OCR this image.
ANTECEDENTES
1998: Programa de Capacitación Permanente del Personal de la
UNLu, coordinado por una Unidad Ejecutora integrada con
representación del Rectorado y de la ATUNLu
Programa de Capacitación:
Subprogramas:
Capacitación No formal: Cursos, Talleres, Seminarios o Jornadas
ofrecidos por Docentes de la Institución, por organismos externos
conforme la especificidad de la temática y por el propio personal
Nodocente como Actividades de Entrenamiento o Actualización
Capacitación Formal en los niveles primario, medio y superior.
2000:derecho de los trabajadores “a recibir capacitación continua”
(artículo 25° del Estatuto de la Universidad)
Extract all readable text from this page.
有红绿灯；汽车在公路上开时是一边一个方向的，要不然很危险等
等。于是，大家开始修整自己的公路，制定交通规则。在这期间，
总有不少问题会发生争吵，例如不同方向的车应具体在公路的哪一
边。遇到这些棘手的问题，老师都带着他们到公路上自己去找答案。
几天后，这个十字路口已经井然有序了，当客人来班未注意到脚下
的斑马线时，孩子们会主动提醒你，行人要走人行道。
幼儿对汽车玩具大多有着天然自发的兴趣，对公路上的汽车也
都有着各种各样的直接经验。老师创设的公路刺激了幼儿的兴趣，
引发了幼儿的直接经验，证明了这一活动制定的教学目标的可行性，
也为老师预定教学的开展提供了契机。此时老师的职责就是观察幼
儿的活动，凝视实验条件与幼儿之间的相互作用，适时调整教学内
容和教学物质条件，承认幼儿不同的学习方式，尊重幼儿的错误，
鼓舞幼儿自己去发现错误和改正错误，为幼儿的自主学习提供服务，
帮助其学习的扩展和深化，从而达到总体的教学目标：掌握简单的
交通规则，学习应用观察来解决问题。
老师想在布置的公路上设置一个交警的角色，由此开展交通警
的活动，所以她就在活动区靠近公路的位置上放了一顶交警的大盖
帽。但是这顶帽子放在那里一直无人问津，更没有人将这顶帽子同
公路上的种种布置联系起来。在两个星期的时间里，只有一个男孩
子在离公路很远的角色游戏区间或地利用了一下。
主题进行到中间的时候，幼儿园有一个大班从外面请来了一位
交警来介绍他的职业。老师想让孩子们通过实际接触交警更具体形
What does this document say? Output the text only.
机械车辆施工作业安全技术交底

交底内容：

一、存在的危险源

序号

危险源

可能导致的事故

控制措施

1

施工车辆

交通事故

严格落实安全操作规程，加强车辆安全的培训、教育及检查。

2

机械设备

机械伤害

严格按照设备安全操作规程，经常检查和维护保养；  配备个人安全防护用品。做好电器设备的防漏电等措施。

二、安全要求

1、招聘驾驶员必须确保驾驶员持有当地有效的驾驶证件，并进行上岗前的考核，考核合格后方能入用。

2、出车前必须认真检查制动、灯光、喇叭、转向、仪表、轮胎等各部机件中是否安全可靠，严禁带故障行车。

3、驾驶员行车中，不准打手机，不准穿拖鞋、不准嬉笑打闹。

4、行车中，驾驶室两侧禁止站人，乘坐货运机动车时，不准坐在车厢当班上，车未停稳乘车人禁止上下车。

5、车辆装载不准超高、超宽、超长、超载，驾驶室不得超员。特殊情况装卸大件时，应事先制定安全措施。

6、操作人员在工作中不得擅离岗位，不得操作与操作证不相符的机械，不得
***
> **Task instructions**:
Only the lines from the one containing "What does this" to the end of the listing belong in the output, each reproduced exactly.

> **Answer to this task**:
What does this document say? Output the text only.
机械车辆施工作业安全技术交底

交底内容：

一、存在的危险源

序号

危险源

可能导致的事故

控制措施

1

施工车辆

交通事故

严格落实安全操作规程，加强车辆安全的培训、教育及检查。

2

机械设备

机械伤害

严格按照设备安全操作规程，经常检查和维护保养；  配备个人安全防护用品。做好电器设备的防漏电等措施。

二、安全要求

1、招聘驾驶员必须确保驾驶员持有当地有效的驾驶证件，并进行上岗前的考核，考核合格后方能入用。

2、出车前必须认真检查制动、灯光、喇叭、转向、仪表、轮胎等各部机件中是否安全可靠，严禁带故障行车。

3、驾驶员行车中，不准打手机，不准穿拖鞋、不准嬉笑打闹。

4、行车中，驾驶室两侧禁止站人，乘坐货运机动车时，不准坐在车厢当班上，车未停稳乘车人禁止上下车。

5、车辆装载不准超高、超宽、超长、超载，驾驶室不得超员。特殊情况装卸大件时，应事先制定安全措施。

6、操作人员在工作中不得擅离岗位，不得操作与操作证不相符的机械，不得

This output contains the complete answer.